• _Input material_:
--
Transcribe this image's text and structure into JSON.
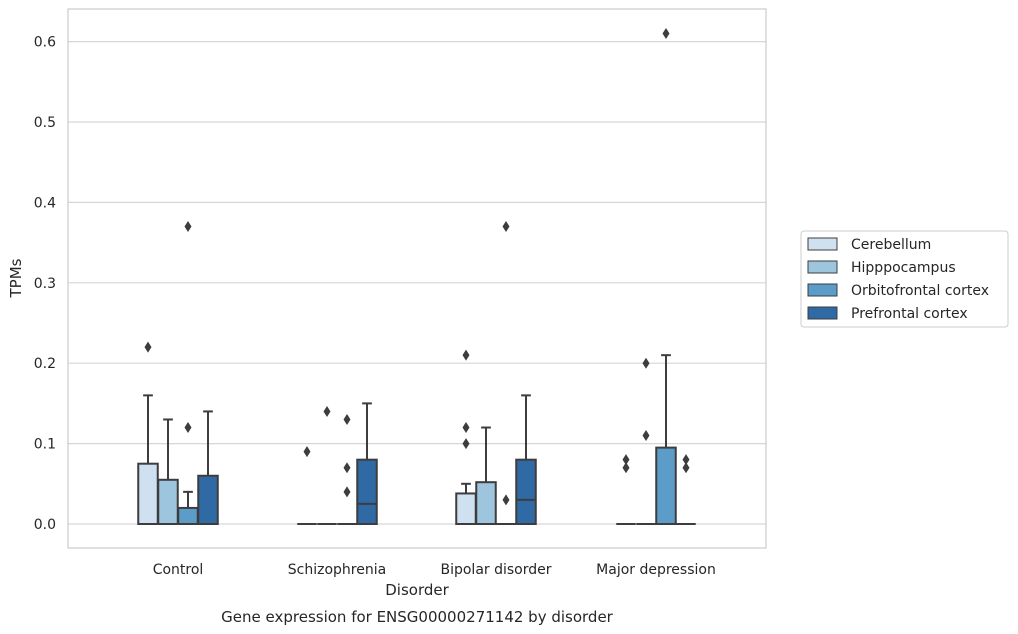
{
  "chart_data": {
    "type": "box",
    "title": "Gene expression for ENSG00000271142 by disorder",
    "xlabel": "Disorder",
    "ylabel": "TPMs",
    "ylim": [
      -0.03,
      0.64
    ],
    "yticks": [
      "0.0",
      "0.1",
      "0.2",
      "0.3",
      "0.4",
      "0.5",
      "0.6"
    ],
    "ytick_values": [
      0.0,
      0.1,
      0.2,
      0.3,
      0.4,
      0.5,
      0.6
    ],
    "grid": true,
    "legend_position": "right",
    "categories": [
      "Control",
      "Schizophrenia",
      "Bipolar disorder",
      "Major depression"
    ],
    "series": [
      {
        "name": "Cerebellum",
        "color": "#cfe0f0",
        "boxes": [
          {
            "min": 0.0,
            "q1": 0.0,
            "median": 0.0,
            "q3": 0.075,
            "max": 0.16,
            "outliers": [
              0.22
            ]
          },
          {
            "min": 0.0,
            "q1": 0.0,
            "median": 0.0,
            "q3": 0.0,
            "max": 0.0,
            "outliers": [
              0.09
            ]
          },
          {
            "min": 0.0,
            "q1": 0.0,
            "median": 0.0,
            "q3": 0.038,
            "max": 0.05,
            "outliers": [
              0.1,
              0.12,
              0.21
            ]
          },
          {
            "min": 0.0,
            "q1": 0.0,
            "median": 0.0,
            "q3": 0.0,
            "max": 0.0,
            "outliers": [
              0.07,
              0.08
            ]
          }
        ]
      },
      {
        "name": "Hipppocampus",
        "color": "#9ec5de",
        "boxes": [
          {
            "min": 0.0,
            "q1": 0.0,
            "median": 0.0,
            "q3": 0.055,
            "max": 0.13,
            "outliers": []
          },
          {
            "min": 0.0,
            "q1": 0.0,
            "median": 0.0,
            "q3": 0.0,
            "max": 0.0,
            "outliers": [
              0.14
            ]
          },
          {
            "min": 0.0,
            "q1": 0.0,
            "median": 0.0,
            "q3": 0.052,
            "max": 0.12,
            "outliers": []
          },
          {
            "min": 0.0,
            "q1": 0.0,
            "median": 0.0,
            "q3": 0.0,
            "max": 0.0,
            "outliers": [
              0.11,
              0.2
            ]
          }
        ]
      },
      {
        "name": "Orbitofrontal cortex",
        "color": "#5b9cc8",
        "boxes": [
          {
            "min": 0.0,
            "q1": 0.0,
            "median": 0.0,
            "q3": 0.02,
            "max": 0.04,
            "outliers": [
              0.12,
              0.37
            ]
          },
          {
            "min": 0.0,
            "q1": 0.0,
            "median": 0.0,
            "q3": 0.0,
            "max": 0.0,
            "outliers": [
              0.04,
              0.07,
              0.13
            ]
          },
          {
            "min": 0.0,
            "q1": 0.0,
            "median": 0.0,
            "q3": 0.0,
            "max": 0.0,
            "outliers": [
              0.03,
              0.37
            ]
          },
          {
            "min": 0.0,
            "q1": 0.0,
            "median": 0.0,
            "q3": 0.095,
            "max": 0.21,
            "outliers": [
              0.61
            ]
          }
        ]
      },
      {
        "name": "Prefrontal cortex",
        "color": "#2f6aa5",
        "boxes": [
          {
            "min": 0.0,
            "q1": 0.0,
            "median": 0.0,
            "q3": 0.06,
            "max": 0.14,
            "outliers": []
          },
          {
            "min": 0.0,
            "q1": 0.0,
            "median": 0.025,
            "q3": 0.08,
            "max": 0.15,
            "outliers": []
          },
          {
            "min": 0.0,
            "q1": 0.0,
            "median": 0.03,
            "q3": 0.08,
            "max": 0.16,
            "outliers": []
          },
          {
            "min": 0.0,
            "q1": 0.0,
            "median": 0.0,
            "q3": 0.0,
            "max": 0.0,
            "outliers": [
              0.07,
              0.08
            ]
          }
        ]
      }
    ]
  }
}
--
• _Do this_:
Using the material above, set down every line exactly, but skip the pictures.

• _Written response_:
Transcribe this image's text and structure into JSON.
{
  "chart_data": {
    "type": "box",
    "title": "Gene expression for ENSG00000271142 by disorder",
    "xlabel": "Disorder",
    "ylabel": "TPMs",
    "ylim": [
      -0.03,
      0.64
    ],
    "yticks": [
      "0.0",
      "0.1",
      "0.2",
      "0.3",
      "0.4",
      "0.5",
      "0.6"
    ],
    "ytick_values": [
      0.0,
      0.1,
      0.2,
      0.3,
      0.4,
      0.5,
      0.6
    ],
    "grid": true,
    "legend_position": "right",
    "categories": [
      "Control",
      "Schizophrenia",
      "Bipolar disorder",
      "Major depression"
    ],
    "series": [
      {
        "name": "Cerebellum",
        "color": "#cfe0f0",
        "boxes": [
          {
            "min": 0.0,
            "q1": 0.0,
            "median": 0.0,
            "q3": 0.075,
            "max": 0.16,
            "outliers": [
              0.22
            ]
          },
          {
            "min": 0.0,
            "q1": 0.0,
            "median": 0.0,
            "q3": 0.0,
            "max": 0.0,
            "outliers": [
              0.09
            ]
          },
          {
            "min": 0.0,
            "q1": 0.0,
            "median": 0.0,
            "q3": 0.038,
            "max": 0.05,
            "outliers": [
              0.1,
              0.12,
              0.21
            ]
          },
          {
            "min": 0.0,
            "q1": 0.0,
            "median": 0.0,
            "q3": 0.0,
            "max": 0.0,
            "outliers": [
              0.07,
              0.08
            ]
          }
        ]
      },
      {
        "name": "Hipppocampus",
        "color": "#9ec5de",
        "boxes": [
          {
            "min": 0.0,
            "q1": 0.0,
            "median": 0.0,
            "q3": 0.055,
            "max": 0.13,
            "outliers": []
          },
          {
            "min": 0.0,
            "q1": 0.0,
            "median": 0.0,
            "q3": 0.0,
            "max": 0.0,
            "outliers": [
              0.14
            ]
          },
          {
            "min": 0.0,
            "q1": 0.0,
            "median": 0.0,
            "q3": 0.052,
            "max": 0.12,
            "outliers": []
          },
          {
            "min": 0.0,
            "q1": 0.0,
            "median": 0.0,
            "q3": 0.0,
            "max": 0.0,
            "outliers": [
              0.11,
              0.2
            ]
          }
        ]
      },
      {
        "name": "Orbitofrontal cortex",
        "color": "#5b9cc8",
        "boxes": [
          {
            "min": 0.0,
            "q1": 0.0,
            "median": 0.0,
            "q3": 0.02,
            "max": 0.04,
            "outliers": [
              0.12,
              0.37
            ]
          },
          {
            "min": 0.0,
            "q1": 0.0,
            "median": 0.0,
            "q3": 0.0,
            "max": 0.0,
            "outliers": [
              0.04,
              0.07,
              0.13
            ]
          },
          {
            "min": 0.0,
            "q1": 0.0,
            "median": 0.0,
            "q3": 0.0,
            "max": 0.0,
            "outliers": [
              0.03,
              0.37
            ]
          },
          {
            "min": 0.0,
            "q1": 0.0,
            "median": 0.0,
            "q3": 0.095,
            "max": 0.21,
            "outliers": [
              0.61
            ]
          }
        ]
      },
      {
        "name": "Prefrontal cortex",
        "color": "#2f6aa5",
        "boxes": [
          {
            "min": 0.0,
            "q1": 0.0,
            "median": 0.0,
            "q3": 0.06,
            "max": 0.14,
            "outliers": []
          },
          {
            "min": 0.0,
            "q1": 0.0,
            "median": 0.025,
            "q3": 0.08,
            "max": 0.15,
            "outliers": []
          },
          {
            "min": 0.0,
            "q1": 0.0,
            "median": 0.03,
            "q3": 0.08,
            "max": 0.16,
            "outliers": []
          },
          {
            "min": 0.0,
            "q1": 0.0,
            "median": 0.0,
            "q3": 0.0,
            "max": 0.0,
            "outliers": [
              0.07,
              0.08
            ]
          }
        ]
      }
    ]
  }
}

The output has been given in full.